Objective: All of the listing below must be repeated word for word. Pictures are the only thing to omit.

------

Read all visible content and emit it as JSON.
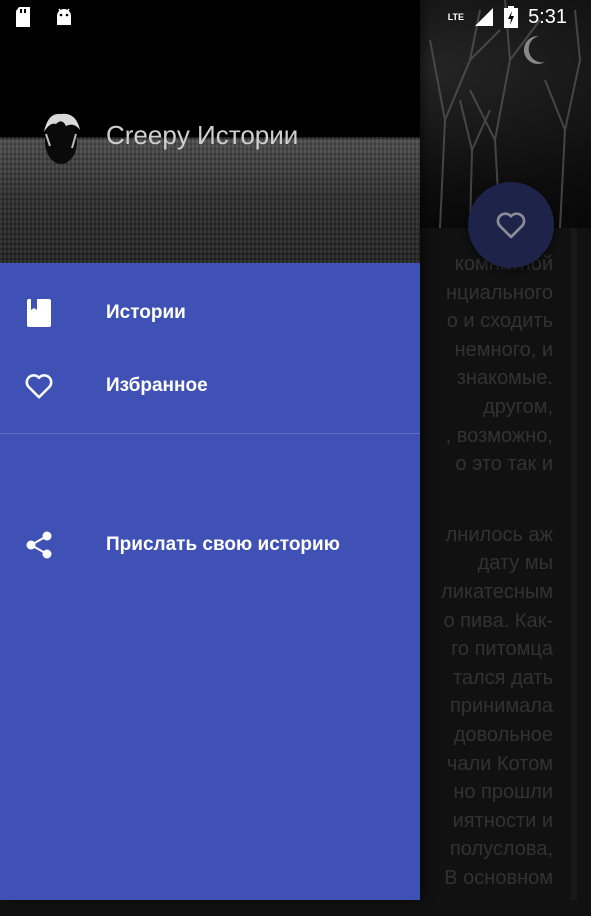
{
  "status_bar": {
    "time": "5:31",
    "network": "LTE",
    "icons": [
      "sd-card-icon",
      "android-icon",
      "signal-icon",
      "battery-charging-icon"
    ]
  },
  "drawer": {
    "app_name": "Creepy Истории",
    "items": [
      {
        "label": "Истории",
        "icon": "book-icon"
      },
      {
        "label": "Избранное",
        "icon": "heart-outline-icon"
      },
      {
        "label": "Прислать свою историю",
        "icon": "share-icon"
      }
    ],
    "accent": "#3f51b5"
  },
  "story": {
    "fragments": [
      "комнатной",
      "нциального",
      "о и сходить",
      "немного, и",
      "знакомые.",
      "другом,",
      ", возможно,",
      "о это так и"
    ],
    "fragments2": [
      "лнилось аж",
      "дату мы",
      "ликатесным",
      "о пива. Как-",
      "го питомца",
      "тался дать",
      "принимала",
      "довольное",
      "чали Котом",
      "но прошли",
      "иятности и",
      "полуслова,",
      "В основном"
    ]
  },
  "fab": {
    "icon": "heart-outline-icon"
  }
}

------

Written response:
Read all visible content and emit it as JSON.
{
  "status_bar": {
    "time": "5:31",
    "network": "LTE",
    "icons": [
      "sd-card-icon",
      "android-icon",
      "signal-icon",
      "battery-charging-icon"
    ]
  },
  "drawer": {
    "app_name": "Creepy Истории",
    "items": [
      {
        "label": "Истории",
        "icon": "book-icon"
      },
      {
        "label": "Избранное",
        "icon": "heart-outline-icon"
      },
      {
        "label": "Прислать свою историю",
        "icon": "share-icon"
      }
    ],
    "accent": "#3f51b5"
  },
  "story": {
    "fragments": [
      "комнатной",
      "нциального",
      "о и сходить",
      "немного, и",
      "знакомые.",
      "другом,",
      ", возможно,",
      "о это так и"
    ],
    "fragments2": [
      "лнилось аж",
      "дату мы",
      "ликатесным",
      "о пива. Как-",
      "го питомца",
      "тался дать",
      "принимала",
      "довольное",
      "чали Котом",
      "но прошли",
      "иятности и",
      "полуслова,",
      "В основном"
    ]
  },
  "fab": {
    "icon": "heart-outline-icon"
  }
}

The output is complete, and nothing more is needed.